◆ **What you have to do**: Quote every line of the material beneath this one.

◆ **Dataset content**:
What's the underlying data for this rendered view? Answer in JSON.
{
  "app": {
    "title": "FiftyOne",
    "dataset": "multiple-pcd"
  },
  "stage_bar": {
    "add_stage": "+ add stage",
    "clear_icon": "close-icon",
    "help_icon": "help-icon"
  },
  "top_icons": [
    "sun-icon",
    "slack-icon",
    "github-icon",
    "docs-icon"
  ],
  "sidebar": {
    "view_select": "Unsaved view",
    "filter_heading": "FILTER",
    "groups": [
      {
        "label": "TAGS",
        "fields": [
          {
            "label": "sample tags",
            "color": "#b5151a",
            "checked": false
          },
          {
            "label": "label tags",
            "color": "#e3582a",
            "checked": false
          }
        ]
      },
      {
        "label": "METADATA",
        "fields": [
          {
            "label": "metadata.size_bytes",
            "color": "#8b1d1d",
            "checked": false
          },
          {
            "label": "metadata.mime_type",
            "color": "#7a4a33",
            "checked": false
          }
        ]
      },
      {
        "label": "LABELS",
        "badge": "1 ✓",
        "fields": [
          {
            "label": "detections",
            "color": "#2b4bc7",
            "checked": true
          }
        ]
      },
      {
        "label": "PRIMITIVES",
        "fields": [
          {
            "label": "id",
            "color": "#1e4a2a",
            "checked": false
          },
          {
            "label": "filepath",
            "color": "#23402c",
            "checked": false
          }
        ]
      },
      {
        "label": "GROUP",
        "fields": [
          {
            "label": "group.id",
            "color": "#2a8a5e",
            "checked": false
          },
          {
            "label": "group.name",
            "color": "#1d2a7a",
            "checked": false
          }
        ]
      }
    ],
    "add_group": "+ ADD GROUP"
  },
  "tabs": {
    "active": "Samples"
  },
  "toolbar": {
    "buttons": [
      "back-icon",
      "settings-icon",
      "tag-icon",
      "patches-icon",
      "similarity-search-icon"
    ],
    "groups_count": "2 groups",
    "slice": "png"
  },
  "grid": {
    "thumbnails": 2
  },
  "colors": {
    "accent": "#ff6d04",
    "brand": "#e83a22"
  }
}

◆ **Answer to the problem**:
What's the underlying data for this rendered view? Answer in JSON.
{
  "app": {
    "title": "FiftyOne",
    "dataset": "multiple-pcd"
  },
  "stage_bar": {
    "add_stage": "+ add stage",
    "clear_icon": "close-icon",
    "help_icon": "help-icon"
  },
  "top_icons": [
    "sun-icon",
    "slack-icon",
    "github-icon",
    "docs-icon"
  ],
  "sidebar": {
    "view_select": "Unsaved view",
    "filter_heading": "FILTER",
    "groups": [
      {
        "label": "TAGS",
        "fields": [
          {
            "label": "sample tags",
            "color": "#b5151a",
            "checked": false
          },
          {
            "label": "label tags",
            "color": "#e3582a",
            "checked": false
          }
        ]
      },
      {
        "label": "METADATA",
        "fields": [
          {
            "label": "metadata.size_bytes",
            "color": "#8b1d1d",
            "checked": false
          },
          {
            "label": "metadata.mime_type",
            "color": "#7a4a33",
            "checked": false
          }
        ]
      },
      {
        "label": "LABELS",
        "badge": "1 ✓",
        "fields": [
          {
            "label": "detections",
            "color": "#2b4bc7",
            "checked": true
          }
        ]
      },
      {
        "label": "PRIMITIVES",
        "fields": [
          {
            "label": "id",
            "color": "#1e4a2a",
            "checked": false
          },
          {
            "label": "filepath",
            "color": "#23402c",
            "checked": false
          }
        ]
      },
      {
        "label": "GROUP",
        "fields": [
          {
            "label": "group.id",
            "color": "#2a8a5e",
            "checked": false
          },
          {
            "label": "group.name",
            "color": "#1d2a7a",
            "checked": false
          }
        ]
      }
    ],
    "add_group": "+ ADD GROUP"
  },
  "tabs": {
    "active": "Samples"
  },
  "toolbar": {
    "buttons": [
      "back-icon",
      "settings-icon",
      "tag-icon",
      "patches-icon",
      "similarity-search-icon"
    ],
    "groups_count": "2 groups",
    "slice": "png"
  },
  "grid": {
    "thumbnails": 2
  },
  "colors": {
    "accent": "#ff6d04",
    "brand": "#e83a22"
  }
}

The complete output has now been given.